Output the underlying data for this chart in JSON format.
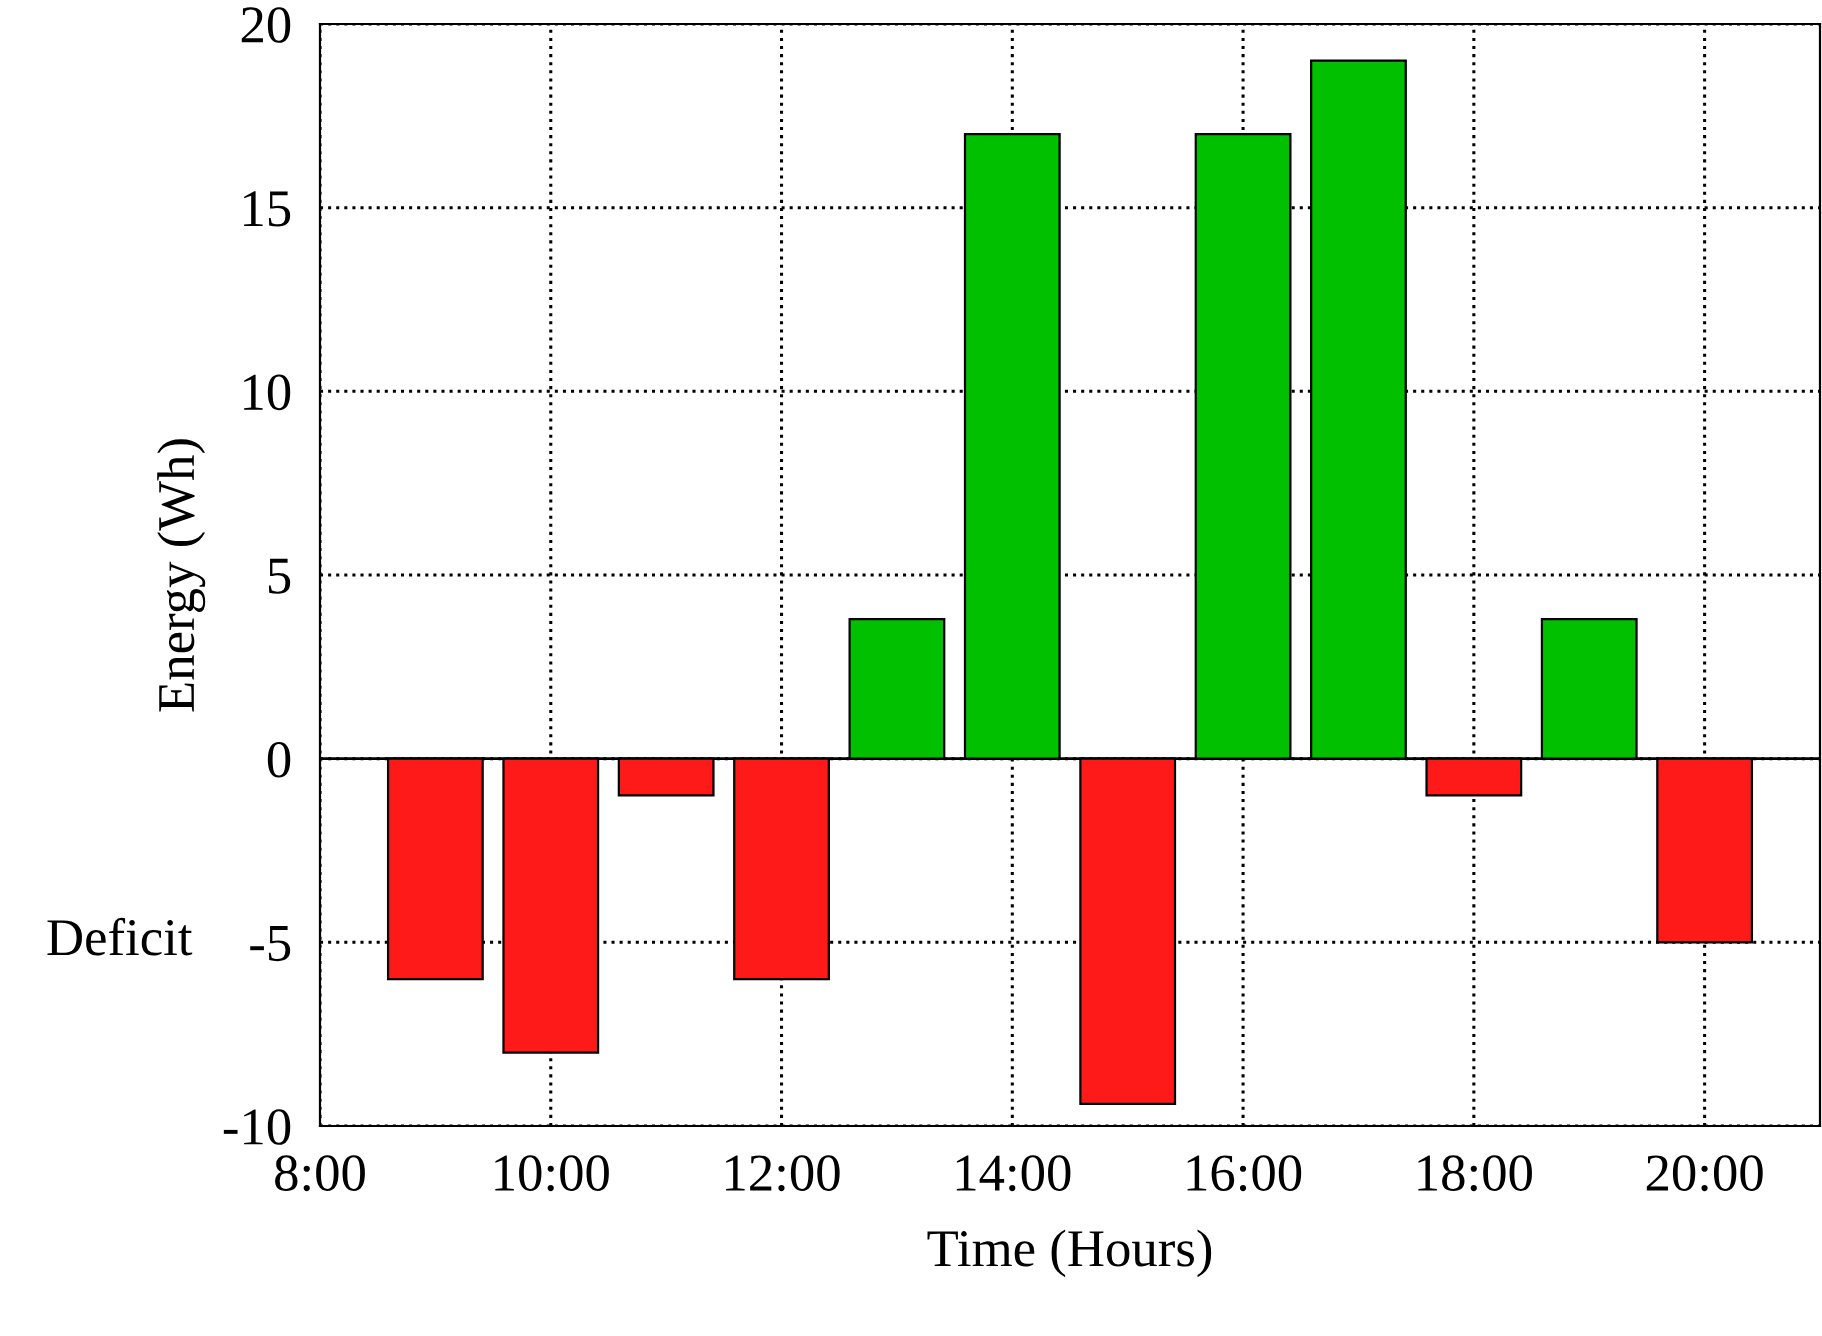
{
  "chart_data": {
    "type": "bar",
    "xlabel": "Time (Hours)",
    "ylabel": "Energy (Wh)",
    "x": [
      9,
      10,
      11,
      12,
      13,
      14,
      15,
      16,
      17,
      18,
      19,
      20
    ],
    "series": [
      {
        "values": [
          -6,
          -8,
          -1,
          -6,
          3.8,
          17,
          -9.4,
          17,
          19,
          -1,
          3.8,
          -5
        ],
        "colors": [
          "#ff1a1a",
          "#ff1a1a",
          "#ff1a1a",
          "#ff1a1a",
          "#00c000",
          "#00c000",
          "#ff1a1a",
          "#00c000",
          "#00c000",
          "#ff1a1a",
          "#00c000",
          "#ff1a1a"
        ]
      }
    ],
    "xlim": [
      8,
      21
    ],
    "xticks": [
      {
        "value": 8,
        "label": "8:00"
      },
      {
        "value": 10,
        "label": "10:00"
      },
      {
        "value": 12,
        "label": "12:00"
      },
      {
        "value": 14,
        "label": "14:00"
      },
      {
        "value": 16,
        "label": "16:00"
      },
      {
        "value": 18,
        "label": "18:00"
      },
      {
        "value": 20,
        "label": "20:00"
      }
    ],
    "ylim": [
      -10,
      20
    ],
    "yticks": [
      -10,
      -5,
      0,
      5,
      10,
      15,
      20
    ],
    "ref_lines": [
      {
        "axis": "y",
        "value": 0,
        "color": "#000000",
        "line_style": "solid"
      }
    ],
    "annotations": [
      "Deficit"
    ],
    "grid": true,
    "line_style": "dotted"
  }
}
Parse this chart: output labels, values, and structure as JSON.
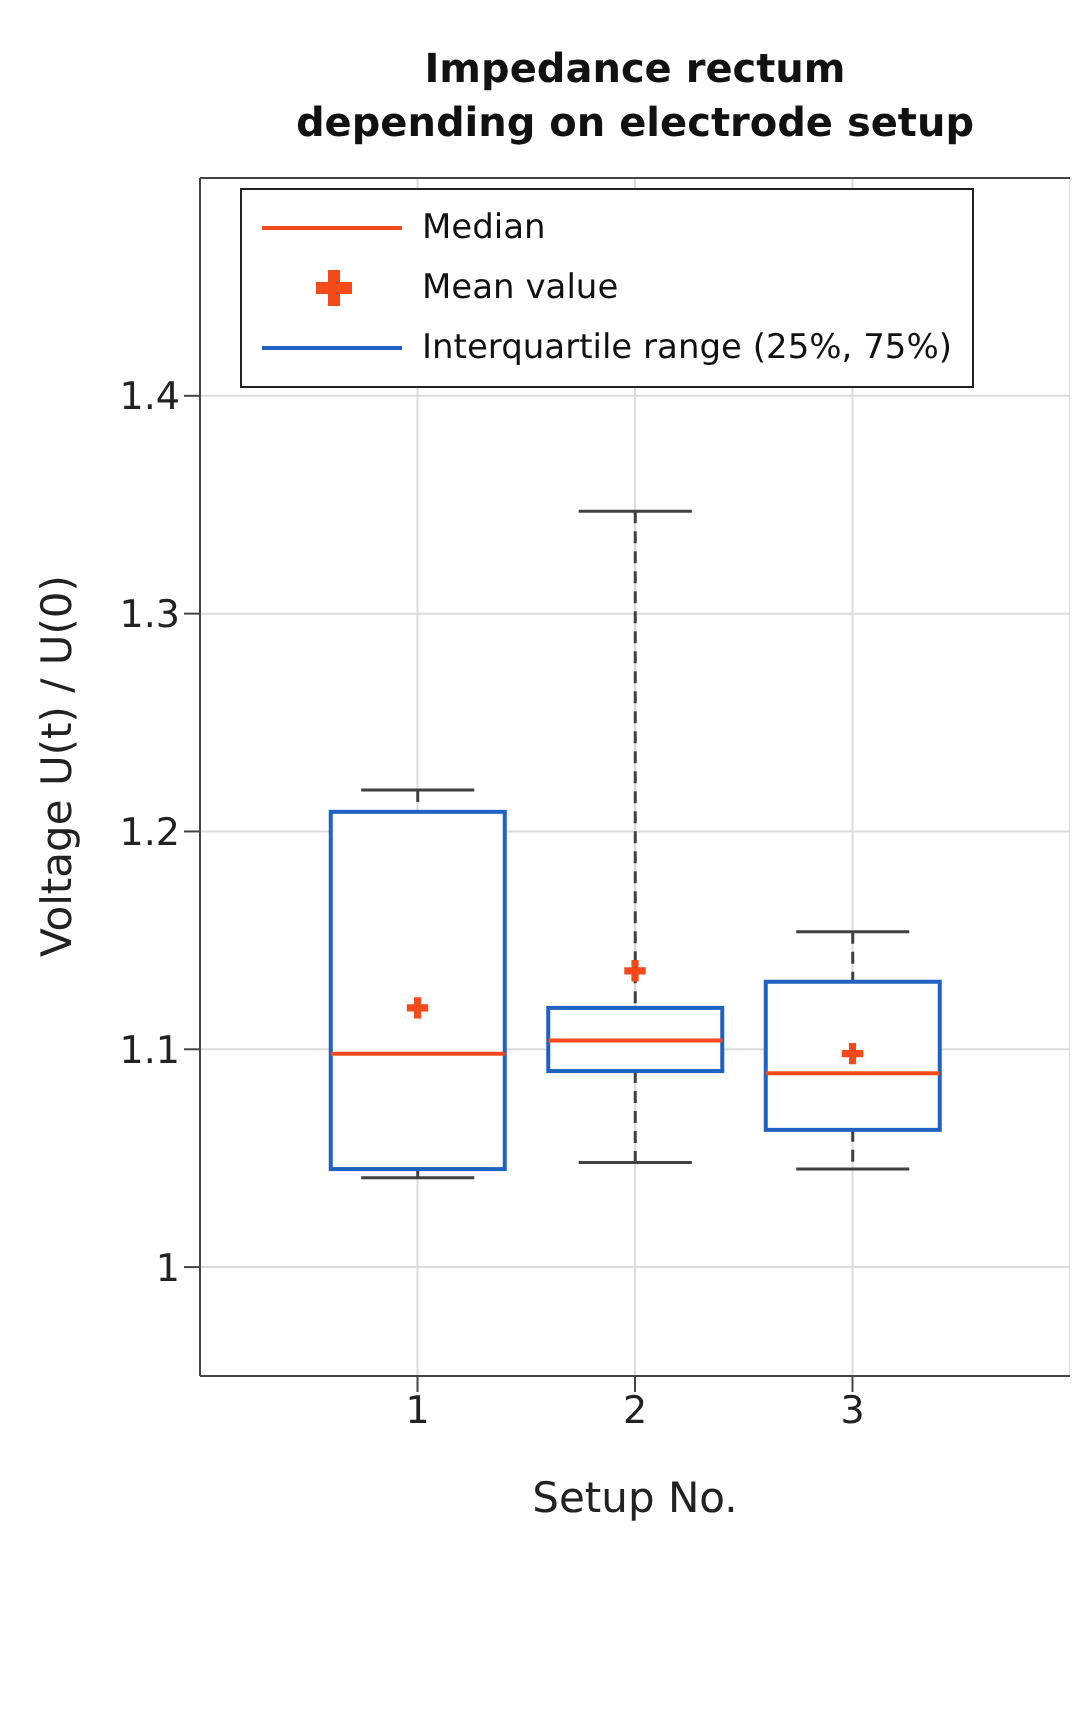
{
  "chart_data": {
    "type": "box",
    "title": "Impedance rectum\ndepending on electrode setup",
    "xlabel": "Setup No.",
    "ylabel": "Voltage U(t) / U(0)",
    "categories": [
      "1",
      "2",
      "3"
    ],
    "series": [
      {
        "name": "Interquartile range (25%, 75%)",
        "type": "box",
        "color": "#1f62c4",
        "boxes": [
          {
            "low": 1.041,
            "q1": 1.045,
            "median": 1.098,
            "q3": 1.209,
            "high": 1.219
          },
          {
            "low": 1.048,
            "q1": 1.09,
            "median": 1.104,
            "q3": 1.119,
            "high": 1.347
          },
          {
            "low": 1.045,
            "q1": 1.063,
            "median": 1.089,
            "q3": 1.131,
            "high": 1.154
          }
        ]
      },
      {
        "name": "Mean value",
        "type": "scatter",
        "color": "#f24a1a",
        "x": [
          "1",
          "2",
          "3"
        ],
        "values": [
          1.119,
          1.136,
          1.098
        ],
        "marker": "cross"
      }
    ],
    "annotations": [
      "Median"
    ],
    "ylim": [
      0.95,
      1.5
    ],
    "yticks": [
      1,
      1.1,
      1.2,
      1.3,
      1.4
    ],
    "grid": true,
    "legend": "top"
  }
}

--------------------------------------------------

DO THIS:
Gather all lines of the records that include the word "ylabel".

EXERCISE ANSWER:
    "ylabel": "Energy (Wh)",
    "ylabel": "Voltage U(t) / U(0)",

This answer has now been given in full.